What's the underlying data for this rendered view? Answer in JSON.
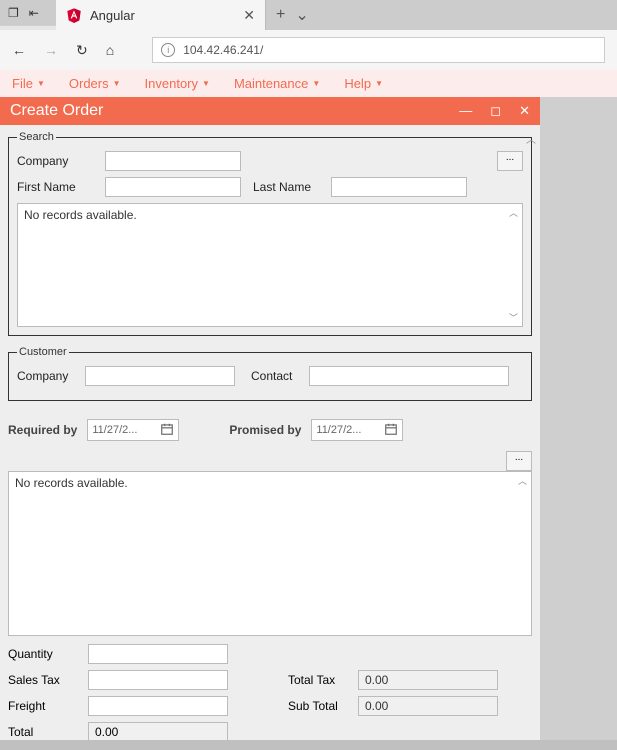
{
  "browser": {
    "tab_title": "Angular",
    "url": "104.42.46.241/"
  },
  "menu": {
    "file": "File",
    "orders": "Orders",
    "inventory": "Inventory",
    "maintenance": "Maintenance",
    "help": "Help"
  },
  "window": {
    "title": "Create Order"
  },
  "search": {
    "legend": "Search",
    "company_label": "Company",
    "company_value": "",
    "first_name_label": "First Name",
    "first_name_value": "",
    "last_name_label": "Last Name",
    "last_name_value": "",
    "grid_empty": "No records available.",
    "dots": "..."
  },
  "customer": {
    "legend": "Customer",
    "company_label": "Company",
    "company_value": "",
    "contact_label": "Contact",
    "contact_value": ""
  },
  "dates": {
    "required_label": "Required by",
    "required_value": "11/27/2...",
    "promised_label": "Promised by",
    "promised_value": "11/27/2..."
  },
  "order_grid": {
    "empty": "No records available.",
    "dots": "..."
  },
  "totals": {
    "quantity_label": "Quantity",
    "quantity_value": "",
    "sales_tax_label": "Sales Tax",
    "sales_tax_value": "",
    "freight_label": "Freight",
    "freight_value": "",
    "total_label": "Total",
    "total_value": "0.00",
    "total_tax_label": "Total Tax",
    "total_tax_value": "0.00",
    "sub_total_label": "Sub Total",
    "sub_total_value": "0.00"
  }
}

________________________

> _Problem statement_: Transcribe the listing in full. Omit the pictures and keep every line exact.

> _Full output_:
What's the underlying data for this rendered view? Answer in JSON.
{
  "browser": {
    "tab_title": "Angular",
    "url": "104.42.46.241/"
  },
  "menu": {
    "file": "File",
    "orders": "Orders",
    "inventory": "Inventory",
    "maintenance": "Maintenance",
    "help": "Help"
  },
  "window": {
    "title": "Create Order"
  },
  "search": {
    "legend": "Search",
    "company_label": "Company",
    "company_value": "",
    "first_name_label": "First Name",
    "first_name_value": "",
    "last_name_label": "Last Name",
    "last_name_value": "",
    "grid_empty": "No records available.",
    "dots": "..."
  },
  "customer": {
    "legend": "Customer",
    "company_label": "Company",
    "company_value": "",
    "contact_label": "Contact",
    "contact_value": ""
  },
  "dates": {
    "required_label": "Required by",
    "required_value": "11/27/2...",
    "promised_label": "Promised by",
    "promised_value": "11/27/2..."
  },
  "order_grid": {
    "empty": "No records available.",
    "dots": "..."
  },
  "totals": {
    "quantity_label": "Quantity",
    "quantity_value": "",
    "sales_tax_label": "Sales Tax",
    "sales_tax_value": "",
    "freight_label": "Freight",
    "freight_value": "",
    "total_label": "Total",
    "total_value": "0.00",
    "total_tax_label": "Total Tax",
    "total_tax_value": "0.00",
    "sub_total_label": "Sub Total",
    "sub_total_value": "0.00"
  }
}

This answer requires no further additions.